* [Stated problem]: Can you write out all the lines word for word, with no pictures?
****
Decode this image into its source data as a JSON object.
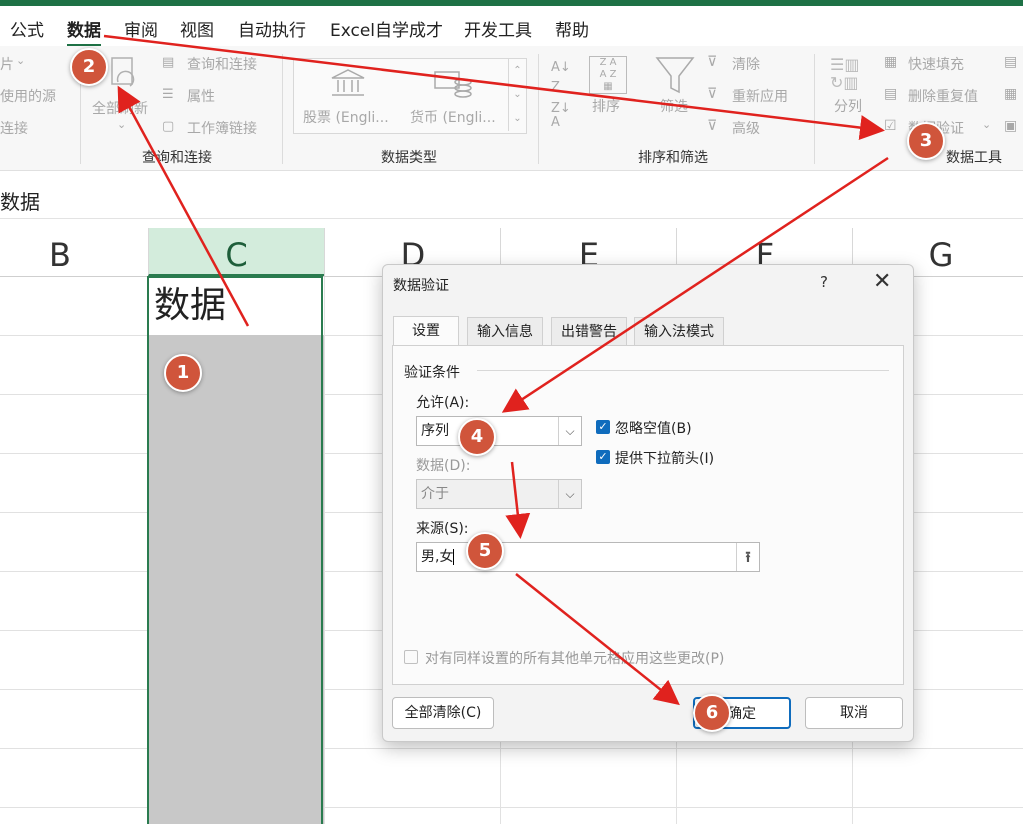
{
  "menu": {
    "tabs": [
      "公式",
      "数据",
      "审阅",
      "视图",
      "自动执行",
      "Excel自学成才",
      "开发工具",
      "帮助"
    ],
    "active": "数据"
  },
  "ribbon": {
    "get_data": {
      "item1": "片",
      "item2": "使用的源",
      "item3": "连接"
    },
    "queries": {
      "refresh_all": "全部刷新",
      "queries_connections": "查询和连接",
      "properties": "属性",
      "workbook_links": "工作簿链接",
      "label": "查询和连接"
    },
    "data_types": {
      "stocks": "股票 (Engli...",
      "currencies": "货币 (Engli...",
      "label": "数据类型"
    },
    "sort_filter": {
      "sort": "排序",
      "filter": "筛选",
      "clear": "清除",
      "reapply": "重新应用",
      "advanced": "高级",
      "label": "排序和筛选"
    },
    "data_tools": {
      "text_to_columns": "分列",
      "flash_fill": "快速填充",
      "remove_duplicates": "删除重复值",
      "data_validation": "数据验证",
      "label": "数据工具"
    }
  },
  "formula_bar": {
    "content": "数据"
  },
  "columns": [
    "B",
    "C",
    "D",
    "E",
    "F",
    "G"
  ],
  "sheet": {
    "c1": "数据"
  },
  "dialog": {
    "title": "数据验证",
    "help": "?",
    "close": "✕",
    "tabs": [
      "设置",
      "输入信息",
      "出错警告",
      "输入法模式"
    ],
    "section_label": "验证条件",
    "allow_label": "允许(A):",
    "allow_value": "序列",
    "ignore_blank": "忽略空值(B)",
    "dropdown": "提供下拉箭头(I)",
    "data_label": "数据(D):",
    "data_value": "介于",
    "source_label": "来源(S):",
    "source_value": "男,女",
    "apply_all": "对有同样设置的所有其他单元格应用这些更改(P)",
    "clear_all": "全部清除(C)",
    "ok": "确定",
    "cancel": "取消"
  },
  "badges": [
    "1",
    "2",
    "3",
    "4",
    "5",
    "6"
  ],
  "colors": {
    "accent_green": "#1e7145",
    "annotation": "#d0553b",
    "arrow": "#e0221e",
    "checkbox_blue": "#0f6cbd"
  }
}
****
* [Expected answer]:
Decode this image into its source data as a JSON object.
{
  "menu": {
    "tabs": [
      "公式",
      "数据",
      "审阅",
      "视图",
      "自动执行",
      "Excel自学成才",
      "开发工具",
      "帮助"
    ],
    "active": "数据"
  },
  "ribbon": {
    "get_data": {
      "item1": "片",
      "item2": "使用的源",
      "item3": "连接"
    },
    "queries": {
      "refresh_all": "全部刷新",
      "queries_connections": "查询和连接",
      "properties": "属性",
      "workbook_links": "工作簿链接",
      "label": "查询和连接"
    },
    "data_types": {
      "stocks": "股票 (Engli...",
      "currencies": "货币 (Engli...",
      "label": "数据类型"
    },
    "sort_filter": {
      "sort": "排序",
      "filter": "筛选",
      "clear": "清除",
      "reapply": "重新应用",
      "advanced": "高级",
      "label": "排序和筛选"
    },
    "data_tools": {
      "text_to_columns": "分列",
      "flash_fill": "快速填充",
      "remove_duplicates": "删除重复值",
      "data_validation": "数据验证",
      "label": "数据工具"
    }
  },
  "formula_bar": {
    "content": "数据"
  },
  "columns": [
    "B",
    "C",
    "D",
    "E",
    "F",
    "G"
  ],
  "sheet": {
    "c1": "数据"
  },
  "dialog": {
    "title": "数据验证",
    "help": "?",
    "close": "✕",
    "tabs": [
      "设置",
      "输入信息",
      "出错警告",
      "输入法模式"
    ],
    "section_label": "验证条件",
    "allow_label": "允许(A):",
    "allow_value": "序列",
    "ignore_blank": "忽略空值(B)",
    "dropdown": "提供下拉箭头(I)",
    "data_label": "数据(D):",
    "data_value": "介于",
    "source_label": "来源(S):",
    "source_value": "男,女",
    "apply_all": "对有同样设置的所有其他单元格应用这些更改(P)",
    "clear_all": "全部清除(C)",
    "ok": "确定",
    "cancel": "取消"
  },
  "badges": [
    "1",
    "2",
    "3",
    "4",
    "5",
    "6"
  ],
  "colors": {
    "accent_green": "#1e7145",
    "annotation": "#d0553b",
    "arrow": "#e0221e",
    "checkbox_blue": "#0f6cbd"
  }
}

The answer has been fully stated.